* Begin Material *
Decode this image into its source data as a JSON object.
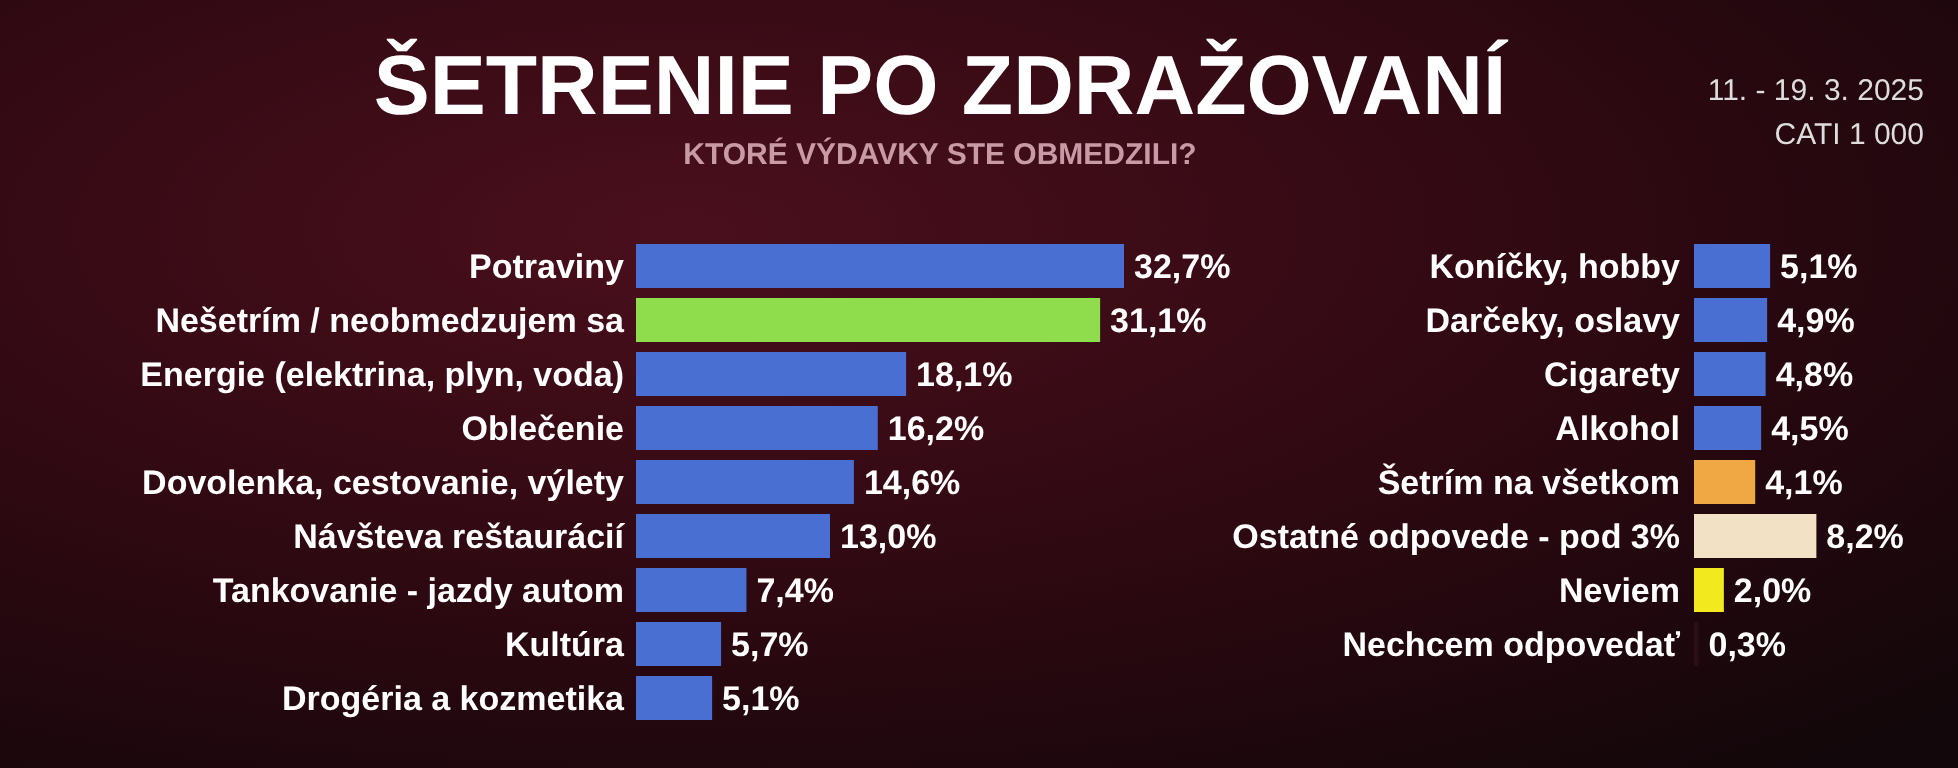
{
  "chart_data": [
    {
      "type": "bar",
      "orientation": "horizontal",
      "title": "ŠETRENIE PO ZDRAŽOVANÍ",
      "subtitle": "KTORÉ VÝDAVKY STE OBMEDZILI?",
      "annotations": [
        "11. - 19. 3. 2025",
        "CATI 1 000"
      ],
      "categories": [
        "Potraviny",
        "Nešetrím / neobmedzujem sa",
        "Energie (elektrina, plyn, voda)",
        "Oblečenie",
        "Dovolenka, cestovanie, výlety",
        "Návšteva reštaurácií",
        "Tankovanie - jazdy autom",
        "Kultúra",
        "Drogéria a kozmetika"
      ],
      "values": [
        32.7,
        31.1,
        18.1,
        16.2,
        14.6,
        13.0,
        7.4,
        5.7,
        5.1
      ],
      "value_labels": [
        "32,7%",
        "31,1%",
        "18,1%",
        "16,2%",
        "14,6%",
        "13,0%",
        "7,4%",
        "5,7%",
        "5,1%"
      ],
      "colors": [
        "#4a6fd3",
        "#8fdc4c",
        "#4a6fd3",
        "#4a6fd3",
        "#4a6fd3",
        "#4a6fd3",
        "#4a6fd3",
        "#4a6fd3",
        "#4a6fd3"
      ]
    },
    {
      "type": "bar",
      "orientation": "horizontal",
      "categories": [
        "Koníčky, hobby",
        "Darčeky, oslavy",
        "Cigarety",
        "Alkohol",
        "Šetrím na všetkom",
        "Ostatné odpovede - pod 3%",
        "Neviem",
        "Nechcem odpovedať"
      ],
      "values": [
        5.1,
        4.9,
        4.8,
        4.5,
        4.1,
        8.2,
        2.0,
        0.3
      ],
      "value_labels": [
        "5,1%",
        "4,9%",
        "4,8%",
        "4,5%",
        "4,1%",
        "8,2%",
        "2,0%",
        "0,3%"
      ],
      "colors": [
        "#4a6fd3",
        "#4a6fd3",
        "#4a6fd3",
        "#4a6fd3",
        "#f0a844",
        "#f3e1c6",
        "#f2ea1e",
        "#2a1015"
      ]
    }
  ]
}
* End Material *
Task description :: Reproduce the full listing above verbatim, with no pictures included.

Problem solution ::
Decode this image into its source data as a JSON object.
{
  "chart_data": [
    {
      "type": "bar",
      "orientation": "horizontal",
      "title": "ŠETRENIE PO ZDRAŽOVANÍ",
      "subtitle": "KTORÉ VÝDAVKY STE OBMEDZILI?",
      "annotations": [
        "11. - 19. 3. 2025",
        "CATI 1 000"
      ],
      "categories": [
        "Potraviny",
        "Nešetrím / neobmedzujem sa",
        "Energie (elektrina, plyn, voda)",
        "Oblečenie",
        "Dovolenka, cestovanie, výlety",
        "Návšteva reštaurácií",
        "Tankovanie - jazdy autom",
        "Kultúra",
        "Drogéria a kozmetika"
      ],
      "values": [
        32.7,
        31.1,
        18.1,
        16.2,
        14.6,
        13.0,
        7.4,
        5.7,
        5.1
      ],
      "value_labels": [
        "32,7%",
        "31,1%",
        "18,1%",
        "16,2%",
        "14,6%",
        "13,0%",
        "7,4%",
        "5,7%",
        "5,1%"
      ],
      "colors": [
        "#4a6fd3",
        "#8fdc4c",
        "#4a6fd3",
        "#4a6fd3",
        "#4a6fd3",
        "#4a6fd3",
        "#4a6fd3",
        "#4a6fd3",
        "#4a6fd3"
      ]
    },
    {
      "type": "bar",
      "orientation": "horizontal",
      "categories": [
        "Koníčky, hobby",
        "Darčeky, oslavy",
        "Cigarety",
        "Alkohol",
        "Šetrím na všetkom",
        "Ostatné odpovede - pod 3%",
        "Neviem",
        "Nechcem odpovedať"
      ],
      "values": [
        5.1,
        4.9,
        4.8,
        4.5,
        4.1,
        8.2,
        2.0,
        0.3
      ],
      "value_labels": [
        "5,1%",
        "4,9%",
        "4,8%",
        "4,5%",
        "4,1%",
        "8,2%",
        "2,0%",
        "0,3%"
      ],
      "colors": [
        "#4a6fd3",
        "#4a6fd3",
        "#4a6fd3",
        "#4a6fd3",
        "#f0a844",
        "#f3e1c6",
        "#f2ea1e",
        "#2a1015"
      ]
    }
  ]
}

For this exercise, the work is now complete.